* Requirement *
Recast the passage's paragraph beginning "There are at least two issues" as a brief list that keeps its main facts.

* Passage *
BEGIN
There are at least two issues that banks should consider prior to adopting any of the PCC simplified accounting alternatives. The first issue, for both banks and credit unions, is whether the regulatory agencies will allow financial institutions to do so. The second issue, which applies only to banks, is whether the bank is considered a public business entity for accounting purposes and, thus, precluded from adopting any of the simplified PCC accounting alternatives.

Will the Agencies Allow Adoption?

The first issue is whether the regulatory agencies will allow any financial institution to adopt any of the simplified accounting PCC alternatives. While FASB’s simplified accounting alternatives are still considered GAAP, the use of these accounting alternatives could potentially create financial reporting inconsistencies between institutions. Comparability and consistency in regulatory reporting is one of the congressional mandates that the agencies must take into consideration when determining the acceptability of the FASB’s simplified accounting alternatives.
END
* Dataset entries *
BEGIN
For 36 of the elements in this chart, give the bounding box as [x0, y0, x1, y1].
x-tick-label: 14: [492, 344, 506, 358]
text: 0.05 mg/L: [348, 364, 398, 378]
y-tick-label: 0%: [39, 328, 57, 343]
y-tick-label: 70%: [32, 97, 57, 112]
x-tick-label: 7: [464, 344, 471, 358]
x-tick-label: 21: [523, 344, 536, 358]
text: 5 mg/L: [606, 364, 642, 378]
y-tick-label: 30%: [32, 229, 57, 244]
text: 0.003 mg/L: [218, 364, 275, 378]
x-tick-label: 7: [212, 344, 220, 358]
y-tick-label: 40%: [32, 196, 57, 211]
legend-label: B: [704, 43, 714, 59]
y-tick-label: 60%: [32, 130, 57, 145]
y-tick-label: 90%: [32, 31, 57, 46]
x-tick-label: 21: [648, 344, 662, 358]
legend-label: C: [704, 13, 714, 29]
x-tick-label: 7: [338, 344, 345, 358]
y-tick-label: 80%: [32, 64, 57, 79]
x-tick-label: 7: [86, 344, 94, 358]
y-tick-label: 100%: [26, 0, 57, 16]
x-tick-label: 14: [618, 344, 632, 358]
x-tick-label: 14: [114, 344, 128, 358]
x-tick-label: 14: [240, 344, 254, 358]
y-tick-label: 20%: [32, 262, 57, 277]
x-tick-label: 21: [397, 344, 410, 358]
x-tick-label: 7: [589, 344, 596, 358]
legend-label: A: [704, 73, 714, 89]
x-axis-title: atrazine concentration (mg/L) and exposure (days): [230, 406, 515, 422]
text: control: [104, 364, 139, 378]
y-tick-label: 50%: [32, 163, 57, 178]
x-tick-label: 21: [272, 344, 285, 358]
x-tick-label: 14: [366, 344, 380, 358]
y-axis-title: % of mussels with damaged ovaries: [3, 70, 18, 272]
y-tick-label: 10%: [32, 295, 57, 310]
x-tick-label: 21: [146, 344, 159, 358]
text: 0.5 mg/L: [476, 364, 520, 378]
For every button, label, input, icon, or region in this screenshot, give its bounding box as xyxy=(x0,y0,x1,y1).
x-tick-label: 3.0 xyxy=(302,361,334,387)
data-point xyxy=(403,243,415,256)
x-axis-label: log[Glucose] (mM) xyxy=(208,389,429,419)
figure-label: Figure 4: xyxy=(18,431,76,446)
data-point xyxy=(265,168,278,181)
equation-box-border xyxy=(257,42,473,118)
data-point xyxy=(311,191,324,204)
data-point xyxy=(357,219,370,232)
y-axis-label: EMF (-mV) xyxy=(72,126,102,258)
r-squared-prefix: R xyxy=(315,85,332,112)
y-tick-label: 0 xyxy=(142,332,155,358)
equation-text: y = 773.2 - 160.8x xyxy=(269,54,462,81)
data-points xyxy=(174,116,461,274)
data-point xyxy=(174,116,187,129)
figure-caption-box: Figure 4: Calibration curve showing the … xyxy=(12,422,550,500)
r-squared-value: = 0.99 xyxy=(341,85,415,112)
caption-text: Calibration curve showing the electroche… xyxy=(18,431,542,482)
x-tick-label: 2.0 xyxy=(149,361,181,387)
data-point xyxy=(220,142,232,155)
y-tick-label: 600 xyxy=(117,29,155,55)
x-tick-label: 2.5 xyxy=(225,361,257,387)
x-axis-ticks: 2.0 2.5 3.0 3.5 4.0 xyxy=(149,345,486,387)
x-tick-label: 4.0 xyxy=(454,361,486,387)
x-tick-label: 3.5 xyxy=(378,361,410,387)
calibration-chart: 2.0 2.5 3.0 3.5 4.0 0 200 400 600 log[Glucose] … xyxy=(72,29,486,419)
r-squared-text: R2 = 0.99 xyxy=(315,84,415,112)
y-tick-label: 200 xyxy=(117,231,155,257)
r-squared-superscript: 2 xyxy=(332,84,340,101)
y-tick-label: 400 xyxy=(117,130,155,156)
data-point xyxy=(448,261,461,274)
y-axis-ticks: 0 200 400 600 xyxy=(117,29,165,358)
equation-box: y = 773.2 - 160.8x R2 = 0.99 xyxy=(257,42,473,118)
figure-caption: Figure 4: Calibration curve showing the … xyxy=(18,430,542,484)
END
* Output *
Before adopting any PCC simplified accounting alternative, banks should consider at least two issues:
- Whether the regulatory agencies will allow financial institutions to adopt them (this applies to both banks and credit unions).
- Whether the bank counts as a public business entity for accounting purposes, which would bar it from adopting any of the alternatives (this applies only to banks).